Extracted data entries:
---+---

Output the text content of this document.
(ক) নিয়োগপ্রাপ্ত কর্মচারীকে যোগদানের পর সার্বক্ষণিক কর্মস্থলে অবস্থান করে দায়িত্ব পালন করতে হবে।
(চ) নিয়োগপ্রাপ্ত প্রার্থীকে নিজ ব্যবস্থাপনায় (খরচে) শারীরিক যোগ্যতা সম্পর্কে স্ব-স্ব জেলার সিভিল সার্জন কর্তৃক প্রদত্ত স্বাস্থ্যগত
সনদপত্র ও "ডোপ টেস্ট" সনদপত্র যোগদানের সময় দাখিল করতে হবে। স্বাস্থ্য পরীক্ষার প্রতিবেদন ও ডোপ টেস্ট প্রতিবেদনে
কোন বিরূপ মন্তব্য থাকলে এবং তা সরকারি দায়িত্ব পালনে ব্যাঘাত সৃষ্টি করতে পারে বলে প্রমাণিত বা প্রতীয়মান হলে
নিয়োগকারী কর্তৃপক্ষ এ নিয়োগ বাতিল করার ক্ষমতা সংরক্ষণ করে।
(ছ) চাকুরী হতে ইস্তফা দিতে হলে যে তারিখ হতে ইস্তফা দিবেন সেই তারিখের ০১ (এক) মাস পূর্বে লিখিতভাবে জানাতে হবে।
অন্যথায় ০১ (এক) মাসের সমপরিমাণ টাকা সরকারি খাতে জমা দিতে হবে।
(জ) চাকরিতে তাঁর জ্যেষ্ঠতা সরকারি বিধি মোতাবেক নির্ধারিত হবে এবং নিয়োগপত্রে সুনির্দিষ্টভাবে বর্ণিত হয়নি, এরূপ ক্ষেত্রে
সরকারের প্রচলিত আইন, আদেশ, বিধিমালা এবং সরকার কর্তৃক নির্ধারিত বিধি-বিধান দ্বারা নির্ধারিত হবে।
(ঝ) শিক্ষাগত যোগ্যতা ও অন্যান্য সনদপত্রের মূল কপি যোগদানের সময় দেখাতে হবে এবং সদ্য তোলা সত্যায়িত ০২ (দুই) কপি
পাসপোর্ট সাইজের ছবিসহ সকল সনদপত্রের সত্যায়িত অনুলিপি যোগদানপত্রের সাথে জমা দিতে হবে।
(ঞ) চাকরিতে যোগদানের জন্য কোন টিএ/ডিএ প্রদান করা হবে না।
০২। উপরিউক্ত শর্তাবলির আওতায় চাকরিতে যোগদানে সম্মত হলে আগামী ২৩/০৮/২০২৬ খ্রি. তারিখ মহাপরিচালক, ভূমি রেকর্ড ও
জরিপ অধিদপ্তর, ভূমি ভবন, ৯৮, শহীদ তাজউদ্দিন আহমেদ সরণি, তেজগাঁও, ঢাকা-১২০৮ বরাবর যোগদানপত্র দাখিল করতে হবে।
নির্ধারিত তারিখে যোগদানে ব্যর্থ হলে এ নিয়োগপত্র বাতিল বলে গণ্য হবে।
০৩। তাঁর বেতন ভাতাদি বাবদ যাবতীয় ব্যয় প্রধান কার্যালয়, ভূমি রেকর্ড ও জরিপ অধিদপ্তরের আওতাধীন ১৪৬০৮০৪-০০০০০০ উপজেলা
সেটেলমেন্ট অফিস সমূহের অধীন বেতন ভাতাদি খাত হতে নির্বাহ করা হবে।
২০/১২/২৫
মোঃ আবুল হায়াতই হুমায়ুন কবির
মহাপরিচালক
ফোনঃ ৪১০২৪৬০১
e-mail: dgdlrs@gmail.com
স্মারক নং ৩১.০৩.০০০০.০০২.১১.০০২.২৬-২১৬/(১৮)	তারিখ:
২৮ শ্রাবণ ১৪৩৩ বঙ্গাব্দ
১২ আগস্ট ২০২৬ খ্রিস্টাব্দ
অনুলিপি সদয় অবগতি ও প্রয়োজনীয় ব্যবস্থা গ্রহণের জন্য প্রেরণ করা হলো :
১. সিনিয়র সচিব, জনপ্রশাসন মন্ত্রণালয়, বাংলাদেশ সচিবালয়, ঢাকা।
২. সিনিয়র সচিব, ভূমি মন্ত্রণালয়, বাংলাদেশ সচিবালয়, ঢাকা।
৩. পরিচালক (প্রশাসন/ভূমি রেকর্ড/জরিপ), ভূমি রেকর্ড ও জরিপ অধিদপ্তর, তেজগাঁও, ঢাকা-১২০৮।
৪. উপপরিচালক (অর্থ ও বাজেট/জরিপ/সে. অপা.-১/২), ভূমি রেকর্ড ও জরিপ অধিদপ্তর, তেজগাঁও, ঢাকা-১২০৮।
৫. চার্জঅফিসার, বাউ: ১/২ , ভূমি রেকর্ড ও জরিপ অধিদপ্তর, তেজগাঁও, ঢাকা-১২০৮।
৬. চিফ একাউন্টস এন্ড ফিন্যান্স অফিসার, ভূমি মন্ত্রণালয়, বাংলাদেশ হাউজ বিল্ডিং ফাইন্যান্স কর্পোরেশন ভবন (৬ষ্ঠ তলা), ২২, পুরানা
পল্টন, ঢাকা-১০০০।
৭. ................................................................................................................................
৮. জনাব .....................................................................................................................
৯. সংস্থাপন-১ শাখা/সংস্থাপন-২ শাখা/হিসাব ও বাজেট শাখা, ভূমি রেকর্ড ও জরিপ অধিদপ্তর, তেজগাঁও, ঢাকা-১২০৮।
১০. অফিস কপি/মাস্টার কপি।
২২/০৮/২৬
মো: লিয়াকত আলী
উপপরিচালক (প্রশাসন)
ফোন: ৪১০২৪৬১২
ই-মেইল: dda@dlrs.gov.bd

---+---

→ INSTRUCTION:
Find how many lines in the material hold the word "উপপর" and state that number alone.

→ EXPECTED ANSWER:
2